# [SUPPLIED RECORDS]

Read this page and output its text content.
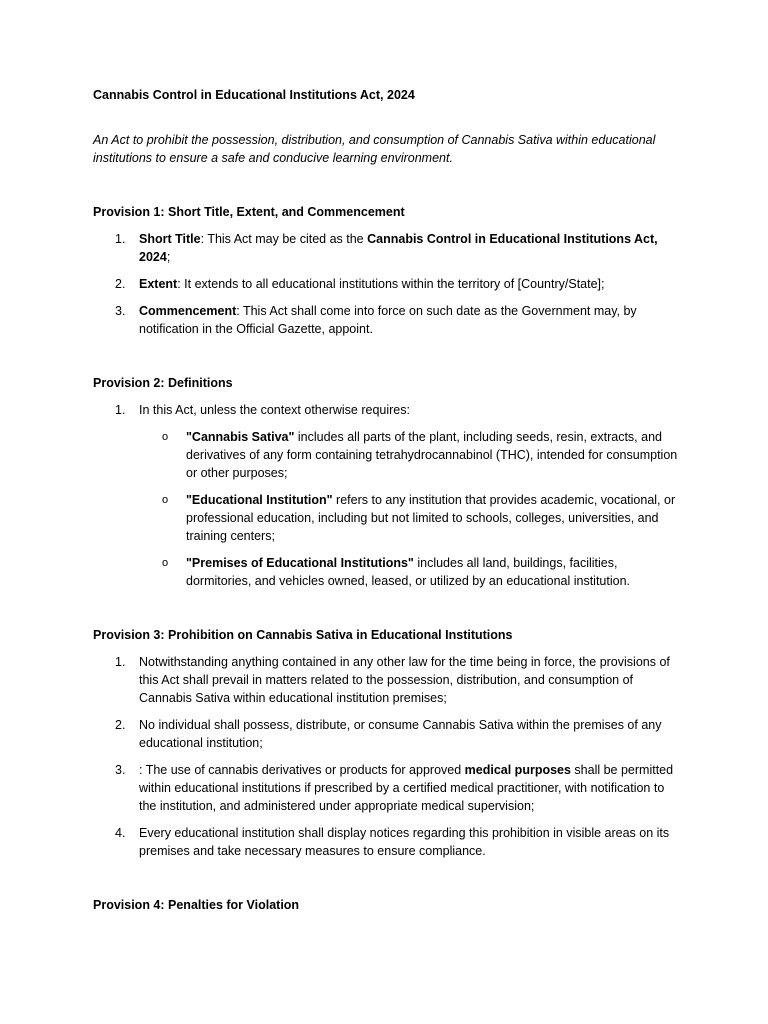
Cannabis Control in Educational Institutions Act, 2024

An Act to prohibit the possession, distribution, and consumption of Cannabis Sativa within educational institutions to ensure a safe and conducive learning environment.

Provision 1: Short Title, Extent, and Commencement

1. Short Title: This Act may be cited as the Cannabis Control in Educational Institutions Act, 2024;
2. Extent: It extends to all educational institutions within the territory of [Country/State];
3. Commencement: This Act shall come into force on such date as the Government may, by notification in the Official Gazette, appoint.

Provision 2: Definitions

1. In this Act, unless the context otherwise requires:
o "Cannabis Sativa" includes all parts of the plant, including seeds, resin, extracts, and derivatives of any form containing tetrahydrocannabinol (THC), intended for consumption or other purposes;
o "Educational Institution" refers to any institution that provides academic, vocational, or professional education, including but not limited to schools, colleges, universities, and training centers;
o "Premises of Educational Institutions" includes all land, buildings, facilities, dormitories, and vehicles owned, leased, or utilized by an educational institution.

Provision 3: Prohibition on Cannabis Sativa in Educational Institutions

1. Notwithstanding anything contained in any other law for the time being in force, the provisions of this Act shall prevail in matters related to the possession, distribution, and consumption of Cannabis Sativa within educational institution premises;
2. No individual shall possess, distribute, or consume Cannabis Sativa within the premises of any educational institution;
3. : The use of cannabis derivatives or products for approved medical purposes shall be permitted within educational institutions if prescribed by a certified medical practitioner, with notification to the institution, and administered under appropriate medical supervision;
4. Every educational institution shall display notices regarding this prohibition in visible areas on its premises and take necessary measures to ensure compliance.

Provision 4: Penalties for Violation
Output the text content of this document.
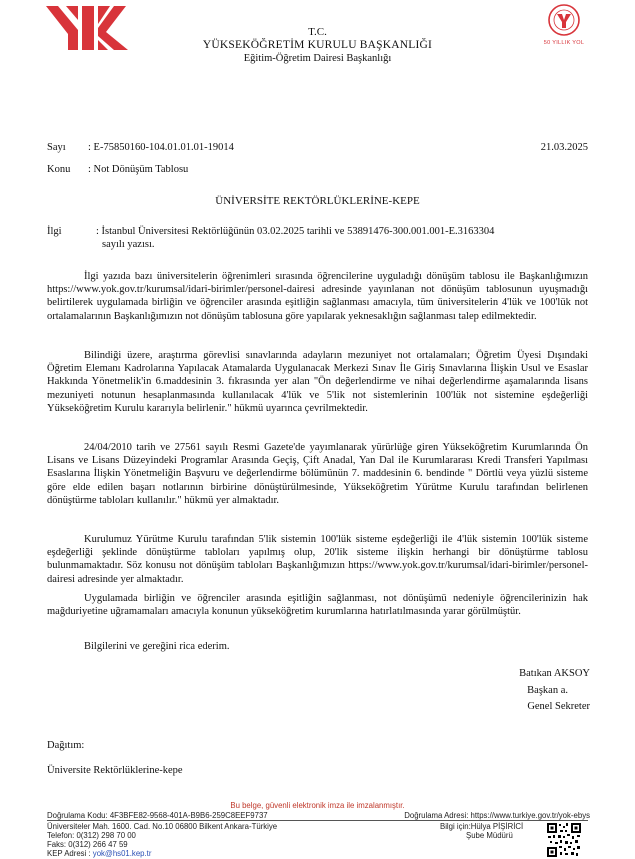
T.C.
YÜKSEKÖĞRETİM KURULU BAŞKANLIĞI
Eğitim-Öğretim Dairesi Başkanlığı
50 YILLIK YOL
Sayı : E-75850160-104.01.01.01-19014	21.03.2025
Konu : Not Dönüşüm Tablosu
ÜNİVERSİTE REKTÖRLÜKLERİNE-KEPE
İlgi	: İstanbul Üniversitesi Rektörlüğünün 03.02.2025 tarihli ve 53891476-300.001.001-E.3163304
sayılı yazısı.

İlgi yazıda bazı üniversitelerin öğrenimleri sırasında öğrencilerine uyguladığı dönüşüm tablosu ile Başkanlığımızın https://www.yok.gov.tr/kurumsal/idari-birimler/personel-dairesi adresinde yayınlanan not dönüşüm tablosunun uyuşmadığı belirtilerek uygulamada birliğin ve öğrenciler arasında eşitliğin sağlanması amacıyla, tüm üniversitelerin 4'lük ve 100'lük not ortalamalarının Başkanlığımızın not dönüşüm tablosuna göre yapılarak yeknesaklığın sağlanması talep edilmektedir.

Bilindiği üzere, araştırma görevlisi sınavlarında adayların mezuniyet not ortalamaları; Öğretim Üyesi Dışındaki Öğretim Elemanı Kadrolarına Yapılacak Atamalarda Uygulanacak Merkezi Sınav İle Giriş Sınavlarına İlişkin Usul ve Esaslar Hakkında Yönetmelik'in 6.maddesinin 3. fıkrasında yer alan "Ön değerlendirme ve nihai değerlendirme aşamalarında lisans mezuniyeti notunun hesaplanmasında kullanılacak 4'lük ve 5'lik not sistemlerinin 100'lük not sistemine eşdeğerliği Yükseköğretim Kurulu kararıyla belirlenir." hükmü uyarınca çevrilmektedir.

24/04/2010 tarih ve 27561 sayılı Resmi Gazete'de yayımlanarak yürürlüğe giren Yükseköğretim Kurumlarında Ön Lisans ve Lisans Düzeyindeki Programlar Arasında Geçiş, Çift Anadal, Yan Dal ile Kurumlararası Kredi Transferi Yapılması Esaslarına İlişkin Yönetmeliğin Başvuru ve değerlendirme bölümünün 7. maddesinin 6. bendinde " Dörtlü veya yüzlü sisteme göre elde edilen başarı notlarının birbirine dönüştürülmesinde, Yükseköğretim Yürütme Kurulu tarafından belirlenen dönüştürme tabloları kullanılır." hükmü yer almaktadır.

Kurulumuz Yürütme Kurulu tarafından 5'lik sistemin 100'lük sisteme eşdeğerliği ile 4'lük sistemin 100'lük sisteme eşdeğerliği şeklinde dönüştürme tabloları yapılmış olup, 20'lik sisteme ilişkin herhangi bir dönüştürme tablosu bulunmamaktadır. Söz konusu not dönüşüm tabloları Başkanlığımızın https://www.yok.gov.tr/kurumsal/idari-birimler/personel-dairesi adresinde yer almaktadır.

Uygulamada birliğin ve öğrenciler arasında eşitliğin sağlanması, not dönüşümü nedeniyle öğrencilerinizin hak mağduriyetine uğramamaları amacıyla konunun yükseköğretim kurumlarına hatırlatılmasında yarar görülmüştür.

Bilgilerini ve gereğini rica ederim.

Batıkan AKSOY
Başkan a.
Genel Sekreter
Dağıtım:
Üniversite Rektörlüklerine-kepe
Bu belge, güvenli elektronik imza ile imzalanmıştır.
Doğrulama Kodu: 4F3BFE82-9568-401A-B9B6-259C8EEF9737	Doğrulama Adresi: https://www.turkiye.gov.tr/yok-ebys
Üniversiteler Mah. 1600. Cad. No.10 06800 Bilkent Ankara-Türkiye
Telefon: 0(312) 298 70 00
Faks: 0(312) 266 47 59
KEP Adresi : yok@hs01.kep.tr
Bilgi için:Hülya PİŞİRİCİ
Şube Müdürü
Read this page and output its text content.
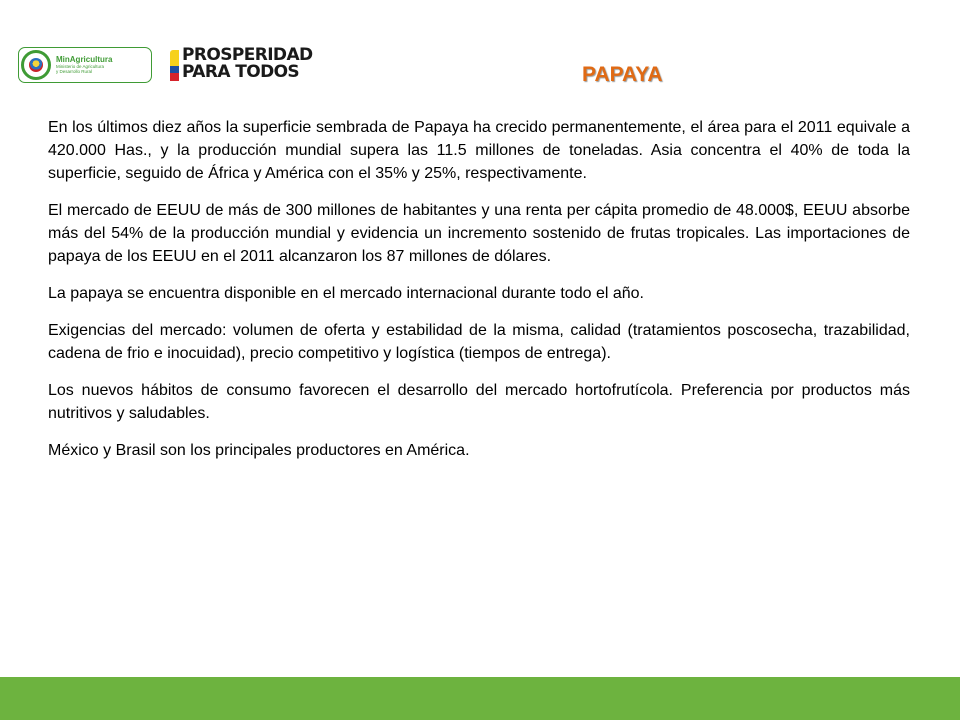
MinAgricultura
Ministerio de Agricultura
y Desarrollo Rural
PROSPERIDAD
PARA TODOS	PAPAYA

En los últimos diez años la superficie sembrada de Papaya ha crecido permanentemente, el área para el 2011 equivale a 420.000 Has., y la producción mundial supera las 11.5 millones de toneladas. Asia concentra el 40% de toda la superficie, seguido de África y América con el 35% y 25%, respectivamente.

El mercado de EEUU de más de 300 millones de habitantes y una renta per cápita promedio de 48.000$, EEUU absorbe más del 54% de la producción mundial y evidencia un incremento sostenido de frutas tropicales. Las importaciones de papaya de los EEUU en el 2011 alcanzaron los 87 millones de dólares.

La papaya se encuentra disponible en el mercado internacional durante todo el año.

Exigencias del mercado: volumen de oferta y estabilidad de la misma, calidad (tratamientos poscosecha, trazabilidad, cadena de frio e inocuidad), precio competitivo y logística (tiempos de entrega).

Los nuevos hábitos de consumo favorecen el desarrollo del mercado hortofrutícola. Preferencia por productos más nutritivos y saludables.

México y Brasil son los principales productores en América.
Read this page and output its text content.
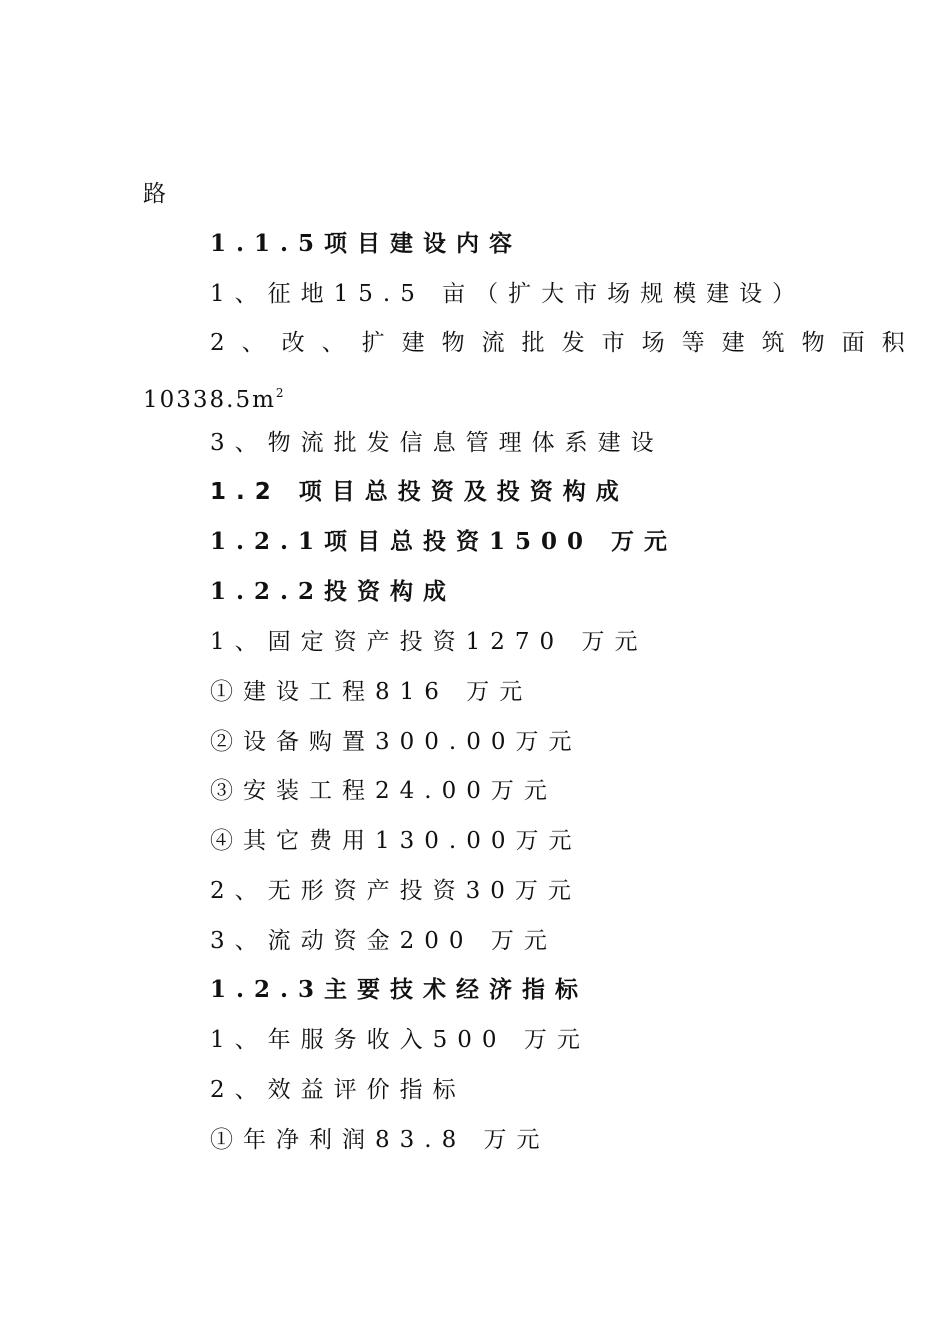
路
1.1.5项目建设内容
1、征地15.5 亩（扩大市场规模建设）
2、改、扩建物流批发市场等建筑物面积
$10338.5m^2$
3、物流批发信息管理体系建设
1.2 项目总投资及投资构成
1.2.1项目总投资1500 万元
1.2.2投资构成
1、固定资产投资1270 万元
①建设工程816 万元
②设备购置300.00万元
③安装工程24.00万元
④其它费用130.00万元
2、无形资产投资30万元
3、流动资金200 万元
1.2.3主要技术经济指标
1、年服务收入500 万元
2、效益评价指标
①年净利润83.8 万元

# [AIM]
Identify the lines in the entries above that contain "sayılı", then copy them out.

# [TASK ANSWER]
sayılı yazısı.
24/04/2010 tarih ve 27561 sayılı Resmi Gazete'de yayımlanarak yürürlüğe giren Yükseköğretim Kurumlarında Ön Lisans ve Lisans Düzeyindeki Programlar Arasında Geçiş, Çift Anadal, Yan Dal ile Kurumlararası Kredi Transferi Yapılması Esaslarına İlişkin Yönetmeliğin Başvuru ve değerlendirme bölümünün 7. maddesinin 6. bendinde " Dörtlü veya yüzlü sisteme göre elde edilen başarı notlarının birbirine dönüştürülmesinde, Yükseköğretim Yürütme Kurulu tarafından belirlenen dönüştürme tabloları kullanılır." hükmü yer almaktadır.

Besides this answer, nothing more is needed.